------ Entries

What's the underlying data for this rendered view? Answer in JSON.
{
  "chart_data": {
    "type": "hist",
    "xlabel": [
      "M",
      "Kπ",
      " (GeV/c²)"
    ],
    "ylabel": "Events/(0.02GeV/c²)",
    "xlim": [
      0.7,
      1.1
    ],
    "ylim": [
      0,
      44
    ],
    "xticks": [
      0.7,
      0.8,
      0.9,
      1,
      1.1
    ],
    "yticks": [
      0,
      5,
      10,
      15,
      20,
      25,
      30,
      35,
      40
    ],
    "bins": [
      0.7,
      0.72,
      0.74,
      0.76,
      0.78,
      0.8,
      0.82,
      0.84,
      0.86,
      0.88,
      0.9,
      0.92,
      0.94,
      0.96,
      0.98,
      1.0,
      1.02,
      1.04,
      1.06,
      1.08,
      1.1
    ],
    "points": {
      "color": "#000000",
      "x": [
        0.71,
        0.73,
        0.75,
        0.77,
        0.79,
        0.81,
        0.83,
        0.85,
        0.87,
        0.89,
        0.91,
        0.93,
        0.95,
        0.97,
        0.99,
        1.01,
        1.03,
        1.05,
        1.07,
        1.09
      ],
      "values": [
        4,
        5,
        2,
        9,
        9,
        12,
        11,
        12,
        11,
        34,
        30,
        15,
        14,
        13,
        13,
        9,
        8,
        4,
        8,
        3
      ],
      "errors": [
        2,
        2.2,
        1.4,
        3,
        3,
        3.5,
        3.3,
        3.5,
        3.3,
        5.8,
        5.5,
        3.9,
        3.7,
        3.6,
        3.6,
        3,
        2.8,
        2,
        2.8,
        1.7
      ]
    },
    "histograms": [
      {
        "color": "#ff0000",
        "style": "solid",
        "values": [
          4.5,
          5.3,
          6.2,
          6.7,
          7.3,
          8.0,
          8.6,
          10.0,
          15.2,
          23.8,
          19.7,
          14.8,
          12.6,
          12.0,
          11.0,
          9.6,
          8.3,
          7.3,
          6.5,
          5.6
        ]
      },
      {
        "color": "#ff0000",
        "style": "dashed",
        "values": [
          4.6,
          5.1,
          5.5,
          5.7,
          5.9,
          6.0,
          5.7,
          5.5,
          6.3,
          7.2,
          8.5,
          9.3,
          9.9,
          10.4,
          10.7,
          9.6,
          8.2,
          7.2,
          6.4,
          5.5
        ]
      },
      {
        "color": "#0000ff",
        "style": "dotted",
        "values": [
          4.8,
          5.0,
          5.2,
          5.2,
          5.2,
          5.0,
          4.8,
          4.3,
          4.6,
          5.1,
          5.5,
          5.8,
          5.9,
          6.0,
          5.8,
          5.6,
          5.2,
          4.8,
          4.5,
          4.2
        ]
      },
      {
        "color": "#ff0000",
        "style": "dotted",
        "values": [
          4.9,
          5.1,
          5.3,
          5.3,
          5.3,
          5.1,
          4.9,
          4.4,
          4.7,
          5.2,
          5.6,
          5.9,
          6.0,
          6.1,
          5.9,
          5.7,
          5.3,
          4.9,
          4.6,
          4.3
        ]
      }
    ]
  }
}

------------

Give the entries once more, exactly as they appear.

What's the underlying data for this rendered view? Answer in JSON.
{
  "chart_data": {
    "type": "hist",
    "xlabel": [
      "M",
      "Kπ",
      " (GeV/c²)"
    ],
    "ylabel": "Events/(0.02GeV/c²)",
    "xlim": [
      0.7,
      1.1
    ],
    "ylim": [
      0,
      44
    ],
    "xticks": [
      0.7,
      0.8,
      0.9,
      1,
      1.1
    ],
    "yticks": [
      0,
      5,
      10,
      15,
      20,
      25,
      30,
      35,
      40
    ],
    "bins": [
      0.7,
      0.72,
      0.74,
      0.76,
      0.78,
      0.8,
      0.82,
      0.84,
      0.86,
      0.88,
      0.9,
      0.92,
      0.94,
      0.96,
      0.98,
      1.0,
      1.02,
      1.04,
      1.06,
      1.08,
      1.1
    ],
    "points": {
      "color": "#000000",
      "x": [
        0.71,
        0.73,
        0.75,
        0.77,
        0.79,
        0.81,
        0.83,
        0.85,
        0.87,
        0.89,
        0.91,
        0.93,
        0.95,
        0.97,
        0.99,
        1.01,
        1.03,
        1.05,
        1.07,
        1.09
      ],
      "values": [
        4,
        5,
        2,
        9,
        9,
        12,
        11,
        12,
        11,
        34,
        30,
        15,
        14,
        13,
        13,
        9,
        8,
        4,
        8,
        3
      ],
      "errors": [
        2,
        2.2,
        1.4,
        3,
        3,
        3.5,
        3.3,
        3.5,
        3.3,
        5.8,
        5.5,
        3.9,
        3.7,
        3.6,
        3.6,
        3,
        2.8,
        2,
        2.8,
        1.7
      ]
    },
    "histograms": [
      {
        "color": "#ff0000",
        "style": "solid",
        "values": [
          4.5,
          5.3,
          6.2,
          6.7,
          7.3,
          8.0,
          8.6,
          10.0,
          15.2,
          23.8,
          19.7,
          14.8,
          12.6,
          12.0,
          11.0,
          9.6,
          8.3,
          7.3,
          6.5,
          5.6
        ]
      },
      {
        "color": "#ff0000",
        "style": "dashed",
        "values": [
          4.6,
          5.1,
          5.5,
          5.7,
          5.9,
          6.0,
          5.7,
          5.5,
          6.3,
          7.2,
          8.5,
          9.3,
          9.9,
          10.4,
          10.7,
          9.6,
          8.2,
          7.2,
          6.4,
          5.5
        ]
      },
      {
        "color": "#0000ff",
        "style": "dotted",
        "values": [
          4.8,
          5.0,
          5.2,
          5.2,
          5.2,
          5.0,
          4.8,
          4.3,
          4.6,
          5.1,
          5.5,
          5.8,
          5.9,
          6.0,
          5.8,
          5.6,
          5.2,
          4.8,
          4.5,
          4.2
        ]
      },
      {
        "color": "#ff0000",
        "style": "dotted",
        "values": [
          4.9,
          5.1,
          5.3,
          5.3,
          5.3,
          5.1,
          4.9,
          4.4,
          4.7,
          5.2,
          5.6,
          5.9,
          6.0,
          6.1,
          5.9,
          5.7,
          5.3,
          4.9,
          4.6,
          4.3
        ]
      }
    ]
  }
}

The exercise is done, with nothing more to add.